+++ DATA ROWS +++
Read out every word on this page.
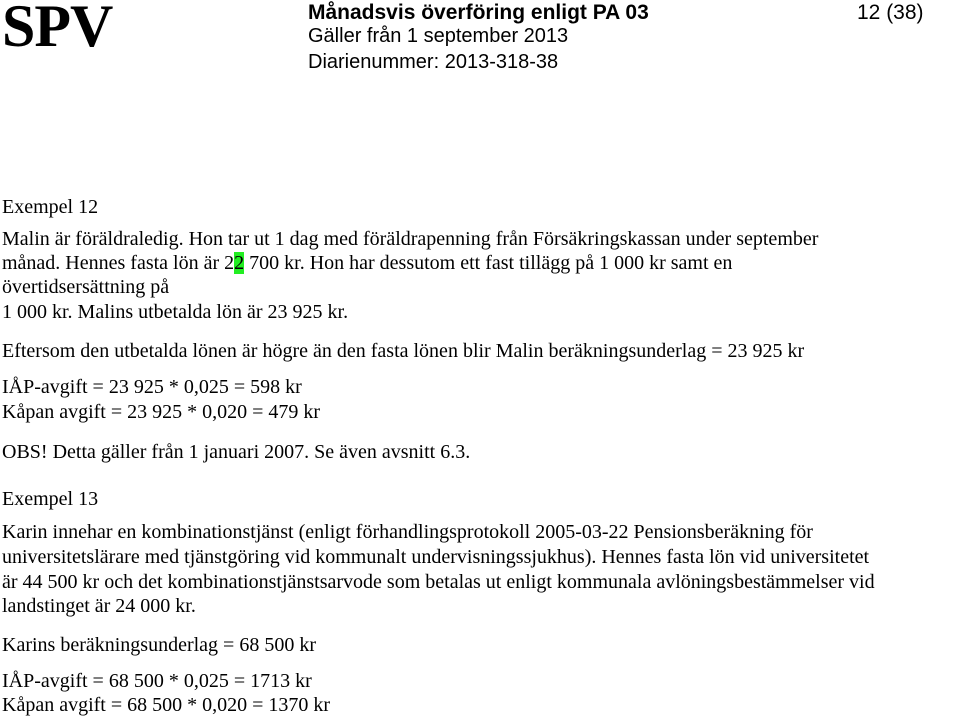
SPV	Månadsvis överföring enligt PA 03
Gäller från 1 september 2013
Diarienummer: 2013-318-38
12 (38)
Exempel 12
Malin är föräldraledig. Hon tar ut 1 dag med föräldrapenning från Försäkringskassan under september
månad. Hennes fasta lön är 22 700 kr. Hon har dessutom ett fast tillägg på 1 000 kr samt en
övertidsersättning på
1 000 kr. Malins utbetalda lön är 23 925 kr.
Eftersom den utbetalda lönen är högre än den fasta lönen blir Malin beräkningsunderlag = 23 925 kr
IÅP-avgift = 23 925 * 0,025 = 598 kr
Kåpan avgift = 23 925 * 0,020 = 479 kr
OBS! Detta gäller från 1 januari 2007. Se även avsnitt 6.3.
Exempel 13
Karin innehar en kombinationstjänst (enligt förhandlingsprotokoll 2005-03-22 Pensionsberäkning för
universitetslärare med tjänstgöring vid kommunalt undervisningssjukhus). Hennes fasta lön vid universitetet
är 44 500 kr och det kombinationstjänstsarvode som betalas ut enligt kommunala avlöningsbestämmelser vid
landstinget är 24 000 kr.
Karins beräkningsunderlag = 68 500 kr
IÅP-avgift = 68 500 * 0,025 = 1713 kr
Kåpan avgift = 68 500 * 0,020 = 1370 kr
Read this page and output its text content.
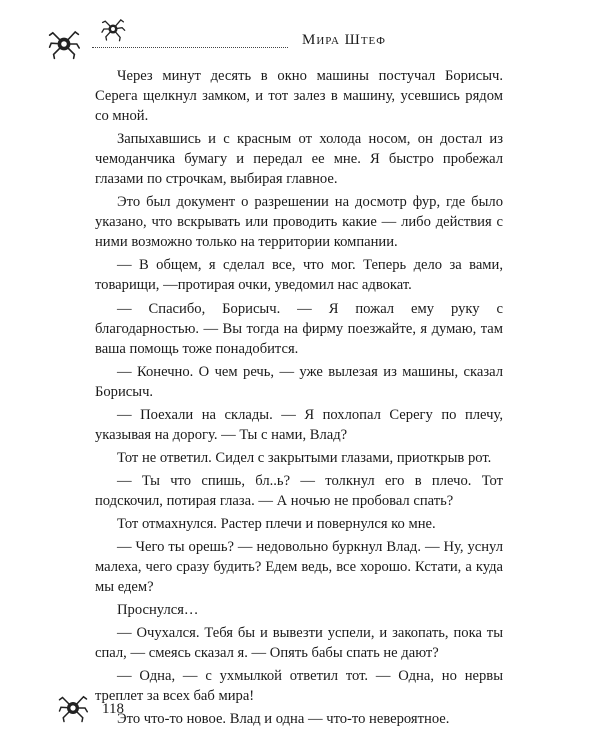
Мира Штеф

Через минут десять в окно машины постучал Борисыч. Серега щелкнул замком, и тот залез в машину, усевшись рядом со мной.

Запыхавшись и с красным от холода носом, он достал из чемоданчика бумагу и передал ее мне. Я быстро пробежал глазами по строчкам, выбирая главное.

Это был документ о разрешении на досмотр фур, где было указано, что вскрывать или проводить какие — либо действия с ними возможно только на территории компании.

— В общем, я сделал все, что мог. Теперь дело за вами, товарищи, —протирая очки, уведомил нас адвокат.

— Спасибо, Борисыч. — Я пожал ему руку с благодарностью. — Вы тогда на фирму поезжайте, я думаю, там ваша помощь тоже понадобится.

— Конечно. О чем речь, — уже вылезая из машины, сказал Борисыч.

— Поехали на склады. — Я похлопал Серегу по плечу, указывая на дорогу. — Ты с нами, Влад?

Тот не ответил. Сидел с закрытыми глазами, приоткрыв рот.

— Ты что спишь, бл..ь? — толкнул его в плечо. Тот подскочил, потирая глаза. — А ночью не пробовал спать?

Тот отмахнулся. Растер плечи и повернулся ко мне.

— Чего ты орешь? — недовольно буркнул Влад. — Ну, уснул малеха, чего сразу будить? Едем ведь, все хорошо. Кстати, а куда мы едем?

Проснулся…

— Очухался. Тебя бы и вывезти успели, и закопать, пока ты спал, — смеясь сказал я. — Опять бабы спать не дают?

— Одна, — с ухмылкой ответил тот. — Одна, но нервы треплет за всех баб мира!

Это что-то новое. Влад и одна — что-то невероятное.

118
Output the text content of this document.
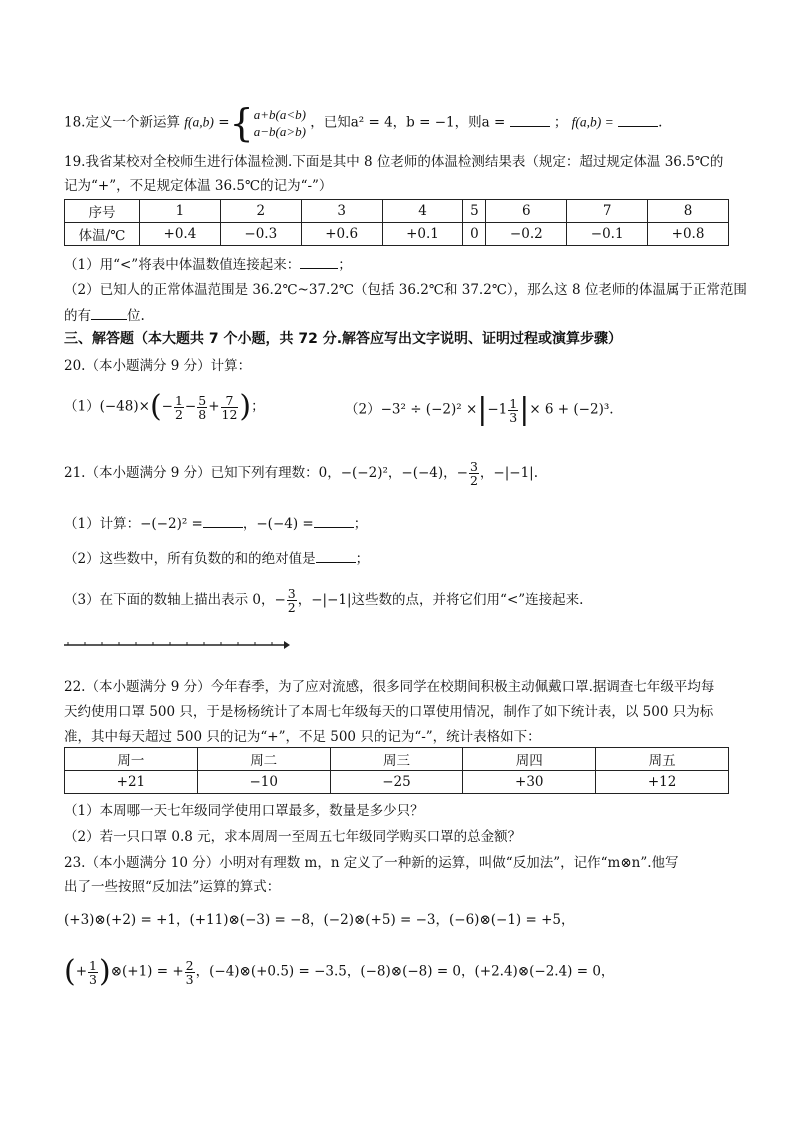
18.定义一个新运算 f(a,b) ={ a+b(a<b)
a−b(a>b)
，已知a² = 4，b = −1，则a =	； f(a,b) =	.
19.我省某校对全校师生进行体温检测.下面是其中 8 位老师的体温检测结果表（规定：超过规定体温 36.5℃的
记为“+”，不足规定体温 36.5℃的记为“-”）
序号	1	2	3	4	5	6	7	8
体温/℃	+0.4	−0.3	+0.6	+0.1	0	−0.2	−0.1	+0.8
（1）用“<”将表中体温数值连接起来：	；
（2）已知人的正常体温范围是 36.2℃~37.2℃（包括 36.2℃和 37.2℃），那么这 8 位老师的体温属于正常范围
的有	位.
三、解答题（本大题共 7 个小题，共 72 分.解答应写出文字说明、证明过程或演算步骤）
20.（本小题满分 9 分）计算：
$(1)(-48)\times(- \frac{1}{2} - \frac{5}{8} + \frac{7}{12}$ )；	$(2)-3^2 \div (-2)^2 \times|-1 \frac{1}{3}$ |× 6 + (−2)³.
21.（本小题满分 9 分）已知下列有理数：0，−(−2)²，−(−4)，− $\frac{3}{2}$ ，−|−1|.
（1）计算：−(−2)² =	，−(−4) =	；
（2）这些数中，所有负数的和的绝对值是	；
（3）在下面的数轴上描出表示 0，− $\frac{3}{2}$ ，−|−1|这些数的点，并将它们用“<”连接起来.
22.（本小题满分 9 分）今年春季，为了应对流感，很多同学在校期间积极主动佩戴口罩.据调查七年级平均每
天约使用口罩 500 只，于是杨杨统计了本周七年级每天的口罩使用情况，制作了如下统计表，以 500 只为标
准，其中每天超过 500 只的记为“+”，不足 500 只的记为“-”，统计表格如下：
周一	周二	周三	周四	周五
+21	−10	−25	+30	+12
（1）本周哪一天七年级同学使用口罩最多，数量是多少只？
（2）若一只口罩 0.8 元，求本周周一至周五七年级同学购买口罩的总金额？
23.（本小题满分 10 分）小明对有理数 m，n 定义了一种新的运算，叫做“反加法”，记作“m⊗n”.他写
出了一些按照“反加法”运算的算式：
(+3)⊗(+2) = +1，(+11)⊗(−3) = −8，(−2)⊗(+5) = −3，(−6)⊗(−1) = +5，
(+ $\frac{1}{3}$ )⊗(+1) = + $\frac{2}{3}$ ，(−4)⊗(+0.5) = −3.5，(−8)⊗(−8) = 0，(+2.4)⊗(−2.4) = 0，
+++
▶ EXERCISE DETAILS
Copy the whole listing above word for word but do not carry over the pictures.

▶ TASK ANSWER
Read out every word on this page.
SPV	Månadsvis överföring enligt PA 03
Gäller från 1 september 2013
Diarienummer: 2013-318-38
12 (38)
Exempel 12
Malin är föräldraledig. Hon tar ut 1 dag med föräldrapenning från Försäkringskassan under september
månad. Hennes fasta lön är 22 700 kr. Hon har dessutom ett fast tillägg på 1 000 kr samt en
övertidsersättning på
1 000 kr. Malins utbetalda lön är 23 925 kr.
Eftersom den utbetalda lönen är högre än den fasta lönen blir Malin beräkningsunderlag = 23 925 kr
IÅP-avgift = 23 925 * 0,025 = 598 kr
Kåpan avgift = 23 925 * 0,020 = 479 kr
OBS! Detta gäller från 1 januari 2007. Se även avsnitt 6.3.
Exempel 13
Karin innehar en kombinationstjänst (enligt förhandlingsprotokoll 2005-03-22 Pensionsberäkning för
universitetslärare med tjänstgöring vid kommunalt undervisningssjukhus). Hennes fasta lön vid universitetet
är 44 500 kr och det kombinationstjänstsarvode som betalas ut enligt kommunala avlöningsbestämmelser vid
landstinget är 24 000 kr.
Karins beräkningsunderlag = 68 500 kr
IÅP-avgift = 68 500 * 0,025 = 1713 kr
Kåpan avgift = 68 500 * 0,020 = 1370 kr
Read this page and output its text content.
Мира Штеф

Через минут десять в окно машины постучал Борисыч. Серега щелкнул замком, и тот залез в машину, усевшись рядом со мной.

Запыхавшись и с красным от холода носом, он достал из чемоданчика бумагу и передал ее мне. Я быстро пробежал глазами по строчкам, выбирая главное.

Это был документ о разрешении на досмотр фур, где было указано, что вскрывать или проводить какие — либо действия с ними возможно только на территории компании.

— В общем, я сделал все, что мог. Теперь дело за вами, товарищи, —протирая очки, уведомил нас адвокат.

— Спасибо, Борисыч. — Я пожал ему руку с благодарностью. — Вы тогда на фирму поезжайте, я думаю, там ваша помощь тоже понадобится.

— Конечно. О чем речь, — уже вылезая из машины, сказал Борисыч.

— Поехали на склады. — Я похлопал Серегу по плечу, указывая на дорогу. — Ты с нами, Влад?

Тот не ответил. Сидел с закрытыми глазами, приоткрыв рот.

— Ты что спишь, бл..ь? — толкнул его в плечо. Тот подскочил, потирая глаза. — А ночью не пробовал спать?

Тот отмахнулся. Растер плечи и повернулся ко мне.

— Чего ты орешь? — недовольно буркнул Влад. — Ну, уснул малеха, чего сразу будить? Едем ведь, все хорошо. Кстати, а куда мы едем?

Проснулся…

— Очухался. Тебя бы и вывезти успели, и закопать, пока ты спал, — смеясь сказал я. — Опять бабы спать не дают?

— Одна, — с ухмылкой ответил тот. — Одна, но нервы треплет за всех баб мира!

Это что-то новое. Влад и одна — что-то невероятное.

118
Output the text content of this document.
18.定义一个新运算 f(a,b) ={ a+b(a<b)
a−b(a>b)
，已知a² = 4，b = −1，则a =	； f(a,b) =	.
19.我省某校对全校师生进行体温检测.下面是其中 8 位老师的体温检测结果表（规定：超过规定体温 36.5℃的
记为“+”，不足规定体温 36.5℃的记为“-”）
序号	1	2	3	4	5	6	7	8
体温/℃	+0.4	−0.3	+0.6	+0.1	0	−0.2	−0.1	+0.8
（1）用“<”将表中体温数值连接起来：	；
（2）已知人的正常体温范围是 36.2℃~37.2℃（包括 36.2℃和 37.2℃），那么这 8 位老师的体温属于正常范围
的有	位.
三、解答题（本大题共 7 个小题，共 72 分.解答应写出文字说明、证明过程或演算步骤）
20.（本小题满分 9 分）计算：
$(1)(-48)\times(- \frac{1}{2} - \frac{5}{8} + \frac{7}{12}$ )；	$(2)-3^2 \div (-2)^2 \times|-1 \frac{1}{3}$ |× 6 + (−2)³.
21.（本小题满分 9 分）已知下列有理数：0，−(−2)²，−(−4)，− $\frac{3}{2}$ ，−|−1|.
（1）计算：−(−2)² =	，−(−4) =	；
（2）这些数中，所有负数的和的绝对值是	；
（3）在下面的数轴上描出表示 0，− $\frac{3}{2}$ ，−|−1|这些数的点，并将它们用“<”连接起来.
22.（本小题满分 9 分）今年春季，为了应对流感，很多同学在校期间积极主动佩戴口罩.据调查七年级平均每
天约使用口罩 500 只，于是杨杨统计了本周七年级每天的口罩使用情况，制作了如下统计表，以 500 只为标
准，其中每天超过 500 只的记为“+”，不足 500 只的记为“-”，统计表格如下：
周一	周二	周三	周四	周五
+21	−10	−25	+30	+12
（1）本周哪一天七年级同学使用口罩最多，数量是多少只？
（2）若一只口罩 0.8 元，求本周周一至周五七年级同学购买口罩的总金额？
23.（本小题满分 10 分）小明对有理数 m，n 定义了一种新的运算，叫做“反加法”，记作“m⊗n”.他写
出了一些按照“反加法”运算的算式：
(+3)⊗(+2) = +1，(+11)⊗(−3) = −8，(−2)⊗(+5) = −3，(−6)⊗(−1) = +5，
(+ $\frac{1}{3}$ )⊗(+1) = + $\frac{2}{3}$ ，(−4)⊗(+0.5) = −3.5，(−8)⊗(−8) = 0，(+2.4)⊗(−2.4) = 0，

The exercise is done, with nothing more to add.